▶ **WHAT TO WORK ON**
Exactly repeat all the records below, omitting the images they hold.

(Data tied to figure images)

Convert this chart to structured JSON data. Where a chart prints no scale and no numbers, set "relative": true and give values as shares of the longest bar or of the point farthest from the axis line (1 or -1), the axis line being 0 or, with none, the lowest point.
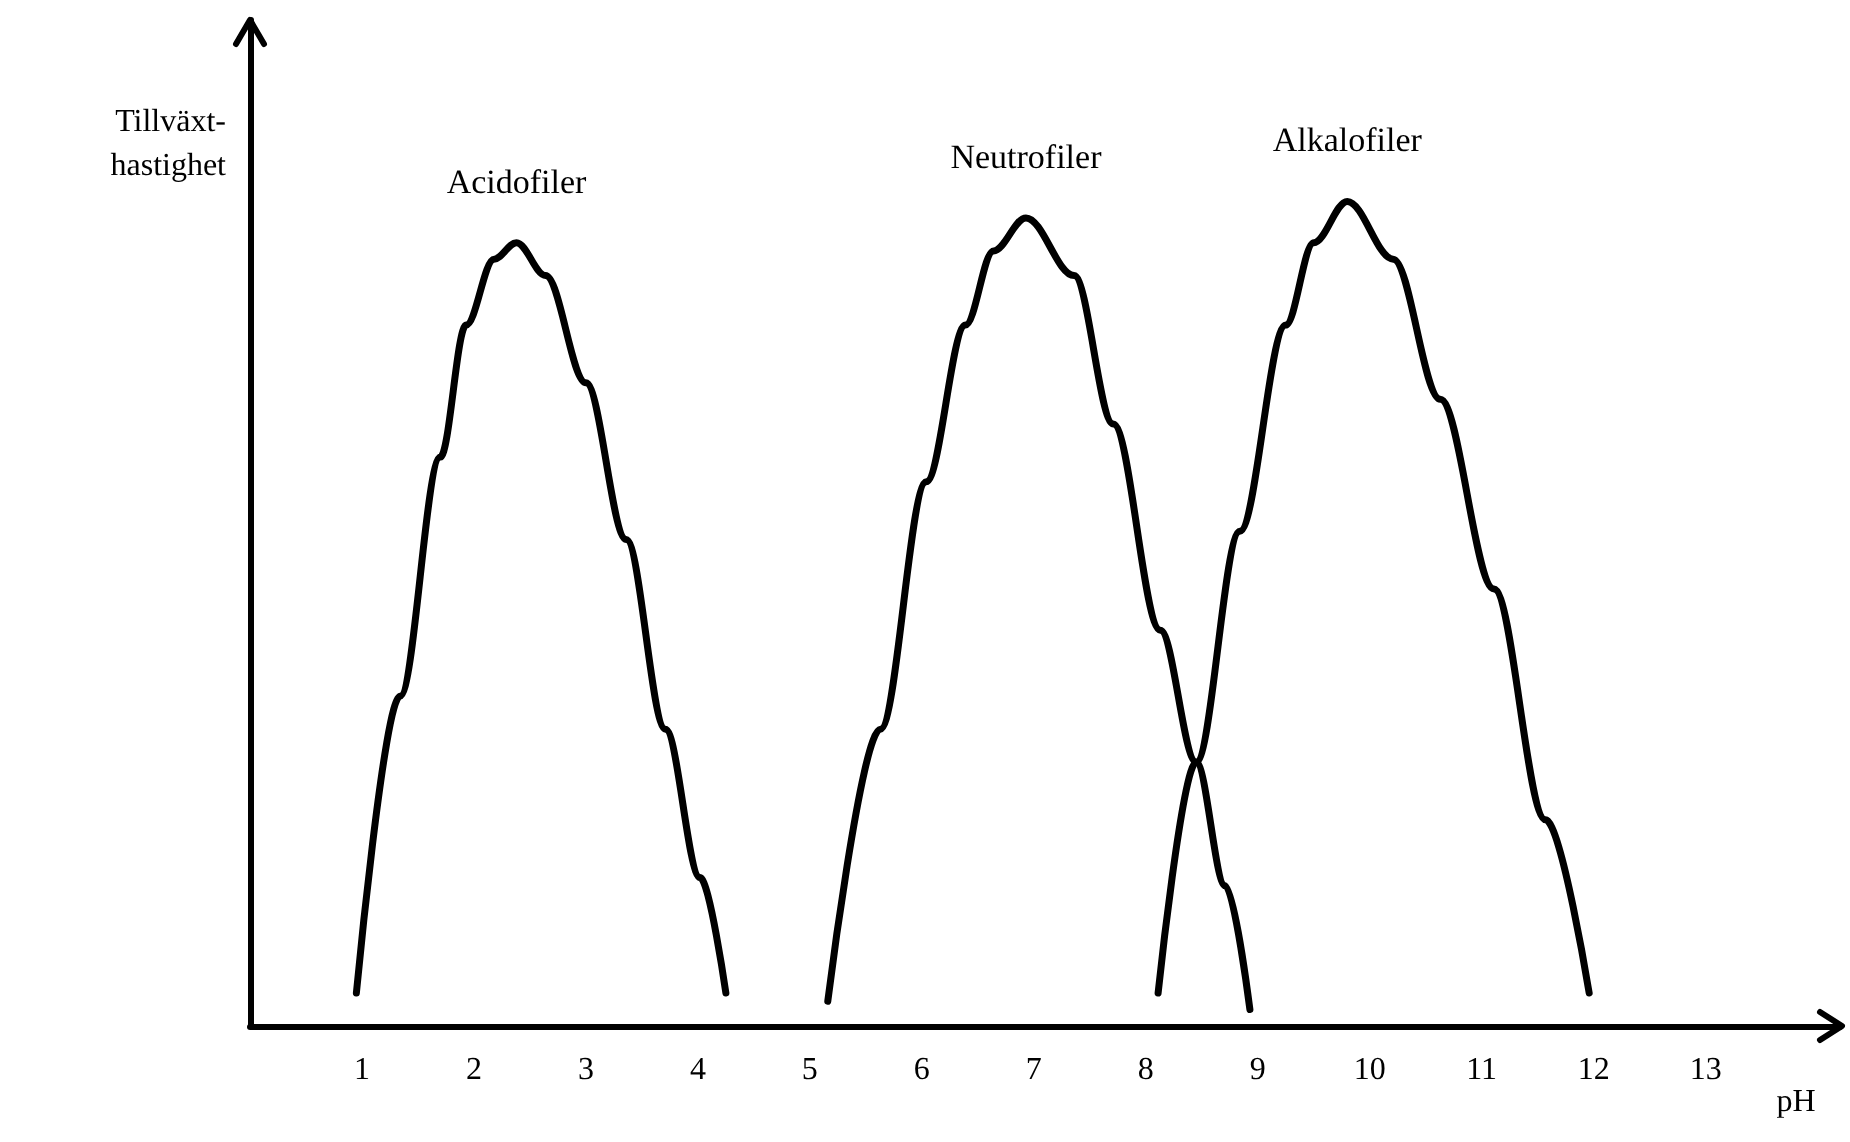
{
  "chart_data": {
    "type": "line",
    "relative": true,
    "xlabel": "pH",
    "ylabel": "Tillväxt-\nhastighet",
    "xlim": [
      0,
      14.2
    ],
    "xticks": [
      1,
      2,
      3,
      4,
      5,
      6,
      7,
      8,
      9,
      10,
      11,
      12,
      13
    ],
    "grid": false,
    "legend": false,
    "marker": "none",
    "line_style": "solid",
    "series": [
      {
        "name": "Acidofiler",
        "color": "#000000",
        "x": [
          0.95,
          1.34,
          1.7,
          1.93,
          2.18,
          2.38,
          2.64,
          3.0,
          3.36,
          3.71,
          4.02,
          4.25
        ],
        "values": [
          0.04,
          0.4,
          0.69,
          0.85,
          0.93,
          0.95,
          0.91,
          0.78,
          0.59,
          0.36,
          0.18,
          0.04
        ]
      },
      {
        "name": "Neutrofiler",
        "color": "#000000",
        "x": [
          5.16,
          5.63,
          6.04,
          6.39,
          6.64,
          6.93,
          7.36,
          7.71,
          8.13,
          8.45,
          8.71,
          8.93
        ],
        "values": [
          0.03,
          0.36,
          0.66,
          0.85,
          0.94,
          0.98,
          0.91,
          0.73,
          0.48,
          0.32,
          0.17,
          0.02
        ]
      },
      {
        "name": "Alkalofiler",
        "color": "#000000",
        "x": [
          8.11,
          8.45,
          8.84,
          9.25,
          9.5,
          9.8,
          10.21,
          10.63,
          11.11,
          11.57,
          11.96
        ],
        "values": [
          0.04,
          0.32,
          0.6,
          0.85,
          0.95,
          1.0,
          0.93,
          0.76,
          0.53,
          0.25,
          0.04
        ]
      }
    ]
  }
}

▶ **FULL OUTPUT**
Convert this chart to structured JSON data. Where a chart prints no scale and no numbers, set "relative": true and give values as shares of the longest bar or of the point farthest from the axis line (1 or -1), the axis line being 0 or, with none, the lowest point.
{
  "chart_data": {
    "type": "line",
    "relative": true,
    "xlabel": "pH",
    "ylabel": "Tillväxt-\nhastighet",
    "xlim": [
      0,
      14.2
    ],
    "xticks": [
      1,
      2,
      3,
      4,
      5,
      6,
      7,
      8,
      9,
      10,
      11,
      12,
      13
    ],
    "grid": false,
    "legend": false,
    "marker": "none",
    "line_style": "solid",
    "series": [
      {
        "name": "Acidofiler",
        "color": "#000000",
        "x": [
          0.95,
          1.34,
          1.7,
          1.93,
          2.18,
          2.38,
          2.64,
          3.0,
          3.36,
          3.71,
          4.02,
          4.25
        ],
        "values": [
          0.04,
          0.4,
          0.69,
          0.85,
          0.93,
          0.95,
          0.91,
          0.78,
          0.59,
          0.36,
          0.18,
          0.04
        ]
      },
      {
        "name": "Neutrofiler",
        "color": "#000000",
        "x": [
          5.16,
          5.63,
          6.04,
          6.39,
          6.64,
          6.93,
          7.36,
          7.71,
          8.13,
          8.45,
          8.71,
          8.93
        ],
        "values": [
          0.03,
          0.36,
          0.66,
          0.85,
          0.94,
          0.98,
          0.91,
          0.73,
          0.48,
          0.32,
          0.17,
          0.02
        ]
      },
      {
        "name": "Alkalofiler",
        "color": "#000000",
        "x": [
          8.11,
          8.45,
          8.84,
          9.25,
          9.5,
          9.8,
          10.21,
          10.63,
          11.11,
          11.57,
          11.96
        ],
        "values": [
          0.04,
          0.32,
          0.6,
          0.85,
          0.95,
          1.0,
          0.93,
          0.76,
          0.53,
          0.25,
          0.04
        ]
      }
    ]
  }
}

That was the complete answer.